start
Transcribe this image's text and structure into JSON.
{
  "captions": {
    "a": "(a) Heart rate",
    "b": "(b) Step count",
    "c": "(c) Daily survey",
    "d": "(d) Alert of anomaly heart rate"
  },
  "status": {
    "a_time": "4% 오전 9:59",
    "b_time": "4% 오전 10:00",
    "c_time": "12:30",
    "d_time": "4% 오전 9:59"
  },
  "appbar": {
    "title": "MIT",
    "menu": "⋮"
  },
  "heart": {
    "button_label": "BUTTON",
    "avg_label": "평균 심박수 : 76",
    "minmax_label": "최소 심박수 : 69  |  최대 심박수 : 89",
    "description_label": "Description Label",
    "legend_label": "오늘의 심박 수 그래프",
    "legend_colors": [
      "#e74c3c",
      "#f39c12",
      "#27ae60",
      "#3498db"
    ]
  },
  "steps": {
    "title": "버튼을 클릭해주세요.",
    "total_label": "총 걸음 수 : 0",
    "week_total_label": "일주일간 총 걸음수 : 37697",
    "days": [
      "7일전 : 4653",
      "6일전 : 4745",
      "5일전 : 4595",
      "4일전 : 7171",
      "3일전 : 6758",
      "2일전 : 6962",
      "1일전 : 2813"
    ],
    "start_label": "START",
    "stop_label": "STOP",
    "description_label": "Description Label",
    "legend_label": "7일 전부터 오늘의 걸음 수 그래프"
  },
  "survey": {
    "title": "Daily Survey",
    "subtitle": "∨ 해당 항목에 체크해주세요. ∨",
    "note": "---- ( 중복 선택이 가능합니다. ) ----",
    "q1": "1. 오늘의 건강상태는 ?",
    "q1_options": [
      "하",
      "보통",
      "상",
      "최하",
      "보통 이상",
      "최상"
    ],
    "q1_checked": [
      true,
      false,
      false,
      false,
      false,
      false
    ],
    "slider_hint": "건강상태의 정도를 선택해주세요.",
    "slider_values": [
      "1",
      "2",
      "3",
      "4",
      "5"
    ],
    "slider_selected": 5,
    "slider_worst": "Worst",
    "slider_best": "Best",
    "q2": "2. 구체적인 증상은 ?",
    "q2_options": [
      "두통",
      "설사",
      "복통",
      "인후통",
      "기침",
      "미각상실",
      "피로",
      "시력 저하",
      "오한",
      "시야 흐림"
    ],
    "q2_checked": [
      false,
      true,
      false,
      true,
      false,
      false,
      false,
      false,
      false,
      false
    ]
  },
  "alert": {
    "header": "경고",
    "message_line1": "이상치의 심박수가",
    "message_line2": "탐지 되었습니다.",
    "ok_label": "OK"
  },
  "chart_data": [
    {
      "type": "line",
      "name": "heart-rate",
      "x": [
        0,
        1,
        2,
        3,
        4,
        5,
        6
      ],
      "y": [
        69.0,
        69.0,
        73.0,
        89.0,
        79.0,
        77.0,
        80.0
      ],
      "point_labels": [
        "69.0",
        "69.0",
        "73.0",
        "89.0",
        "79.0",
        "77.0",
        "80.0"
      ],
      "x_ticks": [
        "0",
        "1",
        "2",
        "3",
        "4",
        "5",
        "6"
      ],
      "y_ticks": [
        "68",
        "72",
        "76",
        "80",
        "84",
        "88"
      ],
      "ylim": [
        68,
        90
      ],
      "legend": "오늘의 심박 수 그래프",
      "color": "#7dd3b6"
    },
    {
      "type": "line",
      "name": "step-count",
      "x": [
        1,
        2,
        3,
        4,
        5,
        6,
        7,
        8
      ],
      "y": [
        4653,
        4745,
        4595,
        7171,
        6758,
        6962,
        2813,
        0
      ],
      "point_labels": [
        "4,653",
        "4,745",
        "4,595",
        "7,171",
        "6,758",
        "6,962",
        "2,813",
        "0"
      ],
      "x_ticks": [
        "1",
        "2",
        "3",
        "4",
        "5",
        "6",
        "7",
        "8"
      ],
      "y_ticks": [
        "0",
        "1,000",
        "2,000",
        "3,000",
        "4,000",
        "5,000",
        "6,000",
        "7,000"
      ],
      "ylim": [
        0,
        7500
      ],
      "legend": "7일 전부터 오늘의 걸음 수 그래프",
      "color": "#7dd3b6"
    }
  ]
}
end
GIVEN INSTRUCTION.
From the records above, please extract every line and repeat it exactly.

OUTPUT OF THE EXERCISE.
Transcribe this image's text and structure into JSON.
{
  "captions": {
    "a": "(a) Heart rate",
    "b": "(b) Step count",
    "c": "(c) Daily survey",
    "d": "(d) Alert of anomaly heart rate"
  },
  "status": {
    "a_time": "4% 오전 9:59",
    "b_time": "4% 오전 10:00",
    "c_time": "12:30",
    "d_time": "4% 오전 9:59"
  },
  "appbar": {
    "title": "MIT",
    "menu": "⋮"
  },
  "heart": {
    "button_label": "BUTTON",
    "avg_label": "평균 심박수 : 76",
    "minmax_label": "최소 심박수 : 69  |  최대 심박수 : 89",
    "description_label": "Description Label",
    "legend_label": "오늘의 심박 수 그래프",
    "legend_colors": [
      "#e74c3c",
      "#f39c12",
      "#27ae60",
      "#3498db"
    ]
  },
  "steps": {
    "title": "버튼을 클릭해주세요.",
    "total_label": "총 걸음 수 : 0",
    "week_total_label": "일주일간 총 걸음수 : 37697",
    "days": [
      "7일전 : 4653",
      "6일전 : 4745",
      "5일전 : 4595",
      "4일전 : 7171",
      "3일전 : 6758",
      "2일전 : 6962",
      "1일전 : 2813"
    ],
    "start_label": "START",
    "stop_label": "STOP",
    "description_label": "Description Label",
    "legend_label": "7일 전부터 오늘의 걸음 수 그래프"
  },
  "survey": {
    "title": "Daily Survey",
    "subtitle": "∨ 해당 항목에 체크해주세요. ∨",
    "note": "---- ( 중복 선택이 가능합니다. ) ----",
    "q1": "1. 오늘의 건강상태는 ?",
    "q1_options": [
      "하",
      "보통",
      "상",
      "최하",
      "보통 이상",
      "최상"
    ],
    "q1_checked": [
      true,
      false,
      false,
      false,
      false,
      false
    ],
    "slider_hint": "건강상태의 정도를 선택해주세요.",
    "slider_values": [
      "1",
      "2",
      "3",
      "4",
      "5"
    ],
    "slider_selected": 5,
    "slider_worst": "Worst",
    "slider_best": "Best",
    "q2": "2. 구체적인 증상은 ?",
    "q2_options": [
      "두통",
      "설사",
      "복통",
      "인후통",
      "기침",
      "미각상실",
      "피로",
      "시력 저하",
      "오한",
      "시야 흐림"
    ],
    "q2_checked": [
      false,
      true,
      false,
      true,
      false,
      false,
      false,
      false,
      false,
      false
    ]
  },
  "alert": {
    "header": "경고",
    "message_line1": "이상치의 심박수가",
    "message_line2": "탐지 되었습니다.",
    "ok_label": "OK"
  },
  "chart_data": [
    {
      "type": "line",
      "name": "heart-rate",
      "x": [
        0,
        1,
        2,
        3,
        4,
        5,
        6
      ],
      "y": [
        69.0,
        69.0,
        73.0,
        89.0,
        79.0,
        77.0,
        80.0
      ],
      "point_labels": [
        "69.0",
        "69.0",
        "73.0",
        "89.0",
        "79.0",
        "77.0",
        "80.0"
      ],
      "x_ticks": [
        "0",
        "1",
        "2",
        "3",
        "4",
        "5",
        "6"
      ],
      "y_ticks": [
        "68",
        "72",
        "76",
        "80",
        "84",
        "88"
      ],
      "ylim": [
        68,
        90
      ],
      "legend": "오늘의 심박 수 그래프",
      "color": "#7dd3b6"
    },
    {
      "type": "line",
      "name": "step-count",
      "x": [
        1,
        2,
        3,
        4,
        5,
        6,
        7,
        8
      ],
      "y": [
        4653,
        4745,
        4595,
        7171,
        6758,
        6962,
        2813,
        0
      ],
      "point_labels": [
        "4,653",
        "4,745",
        "4,595",
        "7,171",
        "6,758",
        "6,962",
        "2,813",
        "0"
      ],
      "x_ticks": [
        "1",
        "2",
        "3",
        "4",
        "5",
        "6",
        "7",
        "8"
      ],
      "y_ticks": [
        "0",
        "1,000",
        "2,000",
        "3,000",
        "4,000",
        "5,000",
        "6,000",
        "7,000"
      ],
      "ylim": [
        0,
        7500
      ],
      "legend": "7일 전부터 오늘의 걸음 수 그래프",
      "color": "#7dd3b6"
    }
  ]
}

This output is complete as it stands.